Work instructions =>
Report the number of lines containing "this", with no other words.

Excerpted data =>
>>>>>

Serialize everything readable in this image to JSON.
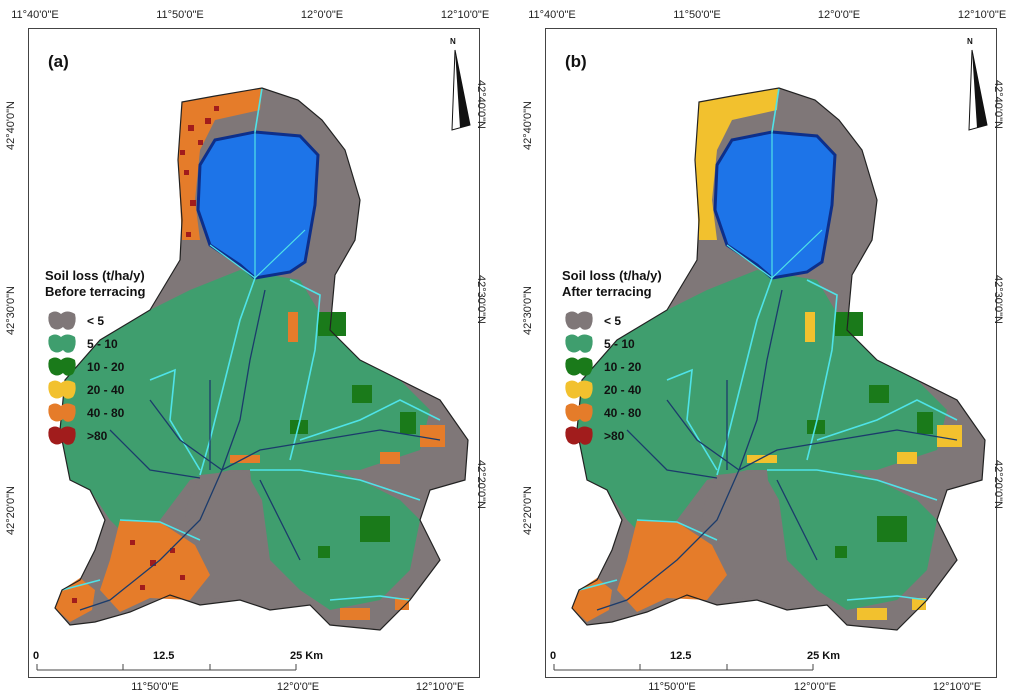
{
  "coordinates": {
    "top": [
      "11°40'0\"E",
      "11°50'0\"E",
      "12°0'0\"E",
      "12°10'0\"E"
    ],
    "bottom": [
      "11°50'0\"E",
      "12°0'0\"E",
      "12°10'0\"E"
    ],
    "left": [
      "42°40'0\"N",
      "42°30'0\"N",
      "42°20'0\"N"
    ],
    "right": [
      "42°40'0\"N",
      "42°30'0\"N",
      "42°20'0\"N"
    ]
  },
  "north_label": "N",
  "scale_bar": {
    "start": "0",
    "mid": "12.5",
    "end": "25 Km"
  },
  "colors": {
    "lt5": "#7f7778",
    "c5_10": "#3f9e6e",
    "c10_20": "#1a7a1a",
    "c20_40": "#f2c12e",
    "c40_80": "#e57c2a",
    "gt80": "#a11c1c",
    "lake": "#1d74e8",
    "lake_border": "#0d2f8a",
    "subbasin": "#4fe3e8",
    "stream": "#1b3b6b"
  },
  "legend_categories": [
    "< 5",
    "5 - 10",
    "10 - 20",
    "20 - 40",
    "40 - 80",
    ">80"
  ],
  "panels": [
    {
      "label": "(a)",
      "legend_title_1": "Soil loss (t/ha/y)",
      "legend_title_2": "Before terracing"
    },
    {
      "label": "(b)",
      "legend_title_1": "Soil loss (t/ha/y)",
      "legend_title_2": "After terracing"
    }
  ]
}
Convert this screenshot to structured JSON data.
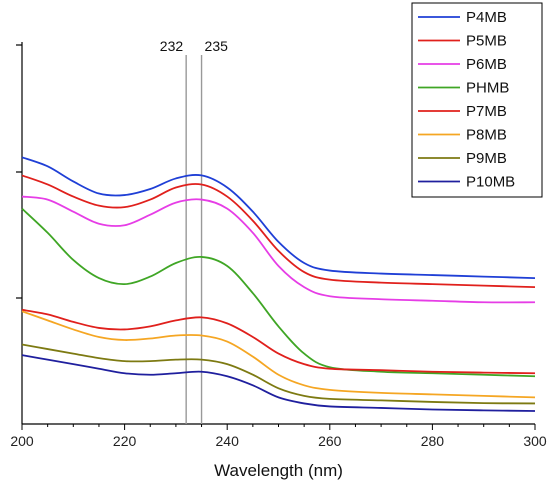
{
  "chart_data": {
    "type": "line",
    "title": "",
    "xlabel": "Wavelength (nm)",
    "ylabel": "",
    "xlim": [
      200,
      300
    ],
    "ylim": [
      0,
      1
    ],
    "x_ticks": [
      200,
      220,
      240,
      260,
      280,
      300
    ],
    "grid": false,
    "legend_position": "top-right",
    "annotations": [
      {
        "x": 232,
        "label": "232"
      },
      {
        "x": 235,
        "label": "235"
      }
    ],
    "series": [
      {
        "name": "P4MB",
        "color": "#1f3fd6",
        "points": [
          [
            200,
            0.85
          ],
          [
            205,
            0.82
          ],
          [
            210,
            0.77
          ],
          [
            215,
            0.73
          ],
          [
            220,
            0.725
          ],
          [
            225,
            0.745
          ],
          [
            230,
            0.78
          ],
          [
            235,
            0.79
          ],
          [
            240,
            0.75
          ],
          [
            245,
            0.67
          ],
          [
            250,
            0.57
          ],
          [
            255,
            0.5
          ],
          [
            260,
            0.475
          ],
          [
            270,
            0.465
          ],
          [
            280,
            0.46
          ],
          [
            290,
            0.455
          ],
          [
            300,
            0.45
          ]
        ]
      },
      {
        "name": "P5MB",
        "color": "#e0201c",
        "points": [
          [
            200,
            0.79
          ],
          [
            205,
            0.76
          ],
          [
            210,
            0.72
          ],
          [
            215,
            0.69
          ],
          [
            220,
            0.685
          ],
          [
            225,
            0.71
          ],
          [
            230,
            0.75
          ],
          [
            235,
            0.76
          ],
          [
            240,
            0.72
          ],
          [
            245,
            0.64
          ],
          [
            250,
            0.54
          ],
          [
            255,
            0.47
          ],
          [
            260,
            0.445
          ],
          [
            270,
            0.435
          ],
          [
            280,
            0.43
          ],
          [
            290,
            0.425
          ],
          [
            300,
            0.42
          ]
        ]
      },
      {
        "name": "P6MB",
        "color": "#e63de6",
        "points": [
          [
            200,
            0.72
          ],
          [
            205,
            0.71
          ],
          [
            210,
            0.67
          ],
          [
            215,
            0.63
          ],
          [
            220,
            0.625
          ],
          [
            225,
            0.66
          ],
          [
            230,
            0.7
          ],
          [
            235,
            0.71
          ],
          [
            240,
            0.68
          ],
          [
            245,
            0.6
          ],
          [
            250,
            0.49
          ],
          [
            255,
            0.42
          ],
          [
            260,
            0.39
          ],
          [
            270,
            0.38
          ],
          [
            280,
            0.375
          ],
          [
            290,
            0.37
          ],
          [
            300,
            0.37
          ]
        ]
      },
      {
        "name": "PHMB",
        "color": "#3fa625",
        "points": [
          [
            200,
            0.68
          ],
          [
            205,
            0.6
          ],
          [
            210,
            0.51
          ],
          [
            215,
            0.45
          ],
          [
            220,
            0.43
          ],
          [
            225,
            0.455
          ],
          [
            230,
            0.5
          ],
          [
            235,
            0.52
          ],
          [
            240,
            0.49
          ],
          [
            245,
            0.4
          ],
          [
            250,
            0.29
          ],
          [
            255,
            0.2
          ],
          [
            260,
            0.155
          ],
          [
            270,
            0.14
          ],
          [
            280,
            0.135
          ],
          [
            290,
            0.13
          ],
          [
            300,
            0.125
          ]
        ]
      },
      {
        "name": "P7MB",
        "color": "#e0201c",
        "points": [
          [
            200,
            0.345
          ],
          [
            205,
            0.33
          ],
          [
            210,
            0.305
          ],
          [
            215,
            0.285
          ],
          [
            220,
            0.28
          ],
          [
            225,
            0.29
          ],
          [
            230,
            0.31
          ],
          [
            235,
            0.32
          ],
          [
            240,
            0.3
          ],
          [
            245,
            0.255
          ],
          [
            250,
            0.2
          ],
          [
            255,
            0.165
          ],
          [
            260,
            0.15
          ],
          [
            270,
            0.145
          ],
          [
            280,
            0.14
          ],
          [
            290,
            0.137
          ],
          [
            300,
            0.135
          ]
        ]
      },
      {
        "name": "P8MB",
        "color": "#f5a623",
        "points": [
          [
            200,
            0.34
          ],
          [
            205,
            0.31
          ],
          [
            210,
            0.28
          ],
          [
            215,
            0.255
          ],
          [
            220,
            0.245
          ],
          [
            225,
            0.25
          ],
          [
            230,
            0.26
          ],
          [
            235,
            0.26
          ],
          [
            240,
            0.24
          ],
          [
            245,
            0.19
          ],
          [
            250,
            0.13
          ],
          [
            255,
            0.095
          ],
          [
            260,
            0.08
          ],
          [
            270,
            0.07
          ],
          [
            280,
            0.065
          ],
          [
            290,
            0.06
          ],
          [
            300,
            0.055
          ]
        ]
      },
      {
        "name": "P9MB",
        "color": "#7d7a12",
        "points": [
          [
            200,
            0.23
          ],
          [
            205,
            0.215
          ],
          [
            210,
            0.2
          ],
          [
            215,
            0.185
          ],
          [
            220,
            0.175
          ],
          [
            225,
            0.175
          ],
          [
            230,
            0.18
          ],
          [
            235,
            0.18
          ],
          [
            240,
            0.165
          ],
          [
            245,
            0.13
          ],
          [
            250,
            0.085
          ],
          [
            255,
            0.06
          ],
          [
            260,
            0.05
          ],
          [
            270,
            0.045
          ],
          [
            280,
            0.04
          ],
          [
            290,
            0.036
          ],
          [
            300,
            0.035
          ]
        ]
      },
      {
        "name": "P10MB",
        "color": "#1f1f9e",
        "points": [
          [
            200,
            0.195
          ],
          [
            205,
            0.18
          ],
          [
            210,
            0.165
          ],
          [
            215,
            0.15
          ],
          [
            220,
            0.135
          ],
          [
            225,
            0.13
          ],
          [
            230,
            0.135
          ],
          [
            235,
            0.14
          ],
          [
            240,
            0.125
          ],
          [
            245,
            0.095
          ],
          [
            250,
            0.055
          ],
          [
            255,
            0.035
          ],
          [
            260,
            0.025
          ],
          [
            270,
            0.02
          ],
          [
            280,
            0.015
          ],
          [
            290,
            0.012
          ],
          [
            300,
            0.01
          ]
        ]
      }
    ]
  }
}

<<<<<

Correct response =>
2